■ **Passage to read**
+---+

George Geary (9 July 1893 – 6 March 1981) was a first-class cricketer who played for Leicestershire County Cricket Club and the England cricket team.

Abilities
Above medium pace and right-handed, Geary was able to swing the new ball very effectively, but relied for most of his success on his amazing persistence and ability to bowl with slight yet well-disguised variations of pace and cut. He was able to bowl quite incredible numbers of overs on unresponsive pitches, as shown in the last Test of the 1928/1929 Ashes tour, when he bowled an amazing 81 overs on a typical billiard-table Australian wicket in very hot weather. Because he was tall and very solidly built, he was able both to get bounce and to bowl the long spells required for success in Australian conditions which destroyed the reputations of all English bowlers of slighter build.

+---+

■ **Requirements**
• a. According to the passage on George Geary, how many overs did he bowl in the last Test of the 1928/1929 Ashes tour?
• b. Carry on with the passage on George Geary, picking up after its final sentence in the same style.
The rows that come next are separate material and have no connection to the passage on George Geary.

+---+

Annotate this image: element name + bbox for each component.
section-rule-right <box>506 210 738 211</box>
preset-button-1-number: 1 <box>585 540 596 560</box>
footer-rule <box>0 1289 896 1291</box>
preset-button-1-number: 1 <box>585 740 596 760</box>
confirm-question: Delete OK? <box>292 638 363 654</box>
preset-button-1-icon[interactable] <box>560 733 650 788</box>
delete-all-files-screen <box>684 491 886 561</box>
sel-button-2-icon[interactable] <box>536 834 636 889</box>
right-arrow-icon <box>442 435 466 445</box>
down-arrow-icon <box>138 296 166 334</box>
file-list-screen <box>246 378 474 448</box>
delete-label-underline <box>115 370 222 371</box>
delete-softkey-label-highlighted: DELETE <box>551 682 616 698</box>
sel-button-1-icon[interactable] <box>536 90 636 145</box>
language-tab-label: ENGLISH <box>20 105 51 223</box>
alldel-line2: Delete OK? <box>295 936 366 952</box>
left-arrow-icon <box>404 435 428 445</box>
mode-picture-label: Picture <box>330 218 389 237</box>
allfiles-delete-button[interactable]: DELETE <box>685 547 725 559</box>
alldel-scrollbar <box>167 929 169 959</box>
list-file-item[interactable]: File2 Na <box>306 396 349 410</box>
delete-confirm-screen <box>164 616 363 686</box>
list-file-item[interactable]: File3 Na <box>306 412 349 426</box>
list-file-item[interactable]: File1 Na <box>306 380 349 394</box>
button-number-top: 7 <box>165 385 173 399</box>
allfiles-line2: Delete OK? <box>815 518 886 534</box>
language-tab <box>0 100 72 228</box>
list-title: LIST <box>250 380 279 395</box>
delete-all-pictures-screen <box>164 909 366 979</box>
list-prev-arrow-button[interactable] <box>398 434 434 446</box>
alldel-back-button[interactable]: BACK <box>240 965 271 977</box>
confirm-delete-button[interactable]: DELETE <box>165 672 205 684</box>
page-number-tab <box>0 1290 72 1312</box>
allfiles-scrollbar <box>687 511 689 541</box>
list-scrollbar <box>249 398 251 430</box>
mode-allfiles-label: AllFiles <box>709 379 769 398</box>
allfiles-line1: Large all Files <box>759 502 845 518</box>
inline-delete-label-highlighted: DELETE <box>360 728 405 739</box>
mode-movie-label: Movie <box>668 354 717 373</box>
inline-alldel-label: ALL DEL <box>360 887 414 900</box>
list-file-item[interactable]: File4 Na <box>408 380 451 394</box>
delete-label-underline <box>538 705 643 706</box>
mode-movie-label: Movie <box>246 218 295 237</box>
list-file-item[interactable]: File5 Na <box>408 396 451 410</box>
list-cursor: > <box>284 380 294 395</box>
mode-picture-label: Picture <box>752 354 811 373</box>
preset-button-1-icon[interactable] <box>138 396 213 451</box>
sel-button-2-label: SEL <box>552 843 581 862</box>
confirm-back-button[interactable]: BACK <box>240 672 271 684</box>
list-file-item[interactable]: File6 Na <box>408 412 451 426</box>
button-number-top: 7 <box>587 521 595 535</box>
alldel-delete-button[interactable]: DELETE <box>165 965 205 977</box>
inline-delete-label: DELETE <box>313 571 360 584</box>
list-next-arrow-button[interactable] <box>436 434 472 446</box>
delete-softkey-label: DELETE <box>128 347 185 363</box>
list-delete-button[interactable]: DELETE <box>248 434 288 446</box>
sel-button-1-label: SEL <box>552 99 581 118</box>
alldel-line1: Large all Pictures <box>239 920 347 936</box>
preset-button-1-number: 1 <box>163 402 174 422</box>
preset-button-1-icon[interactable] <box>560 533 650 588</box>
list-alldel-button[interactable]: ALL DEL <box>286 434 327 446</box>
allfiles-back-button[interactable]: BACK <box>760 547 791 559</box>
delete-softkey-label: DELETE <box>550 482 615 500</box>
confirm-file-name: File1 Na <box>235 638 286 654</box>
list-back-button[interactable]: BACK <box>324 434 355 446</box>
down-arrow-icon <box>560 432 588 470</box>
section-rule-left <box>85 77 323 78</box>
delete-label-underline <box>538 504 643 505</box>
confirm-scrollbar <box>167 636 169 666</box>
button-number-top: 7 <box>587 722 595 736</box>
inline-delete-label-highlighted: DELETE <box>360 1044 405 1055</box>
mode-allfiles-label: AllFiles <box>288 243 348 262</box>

+---+

■ **Results by task**
• a. 81 overs.

• b.
Geary was also a capable lower order batsman who usually relied upon hitting, but could get runs with a quiet, if unstylish determination when they were desperately needed. Though he never scored a thousand runs – his best aggregates were 923 in 1929 and 900 in 1925 – his runs were frequently of great value to a county that never possessed any of the exceptionally high-class batsmen other counties could command in Geary's heyday. Owing to his considerable height and reach, Geary was an excellent slip catcher and, despite all the bowling he had to do, almost always his county's leading fielder.

Early career

For all his build and strength, and his shrewd skill, George Geary proved a quite nervous starter in the cricket world. He played a few times for Leicestershire in 1912, and in 1913 established himself as the leading bowler of what became a very weak bowling side in good weather owing to the tragic illness of Tom Jayes. The last year before the First World War saw Geary come right to the front with 114 wickets for just over 20 runs apiece, far ahead of any other bowler in the team.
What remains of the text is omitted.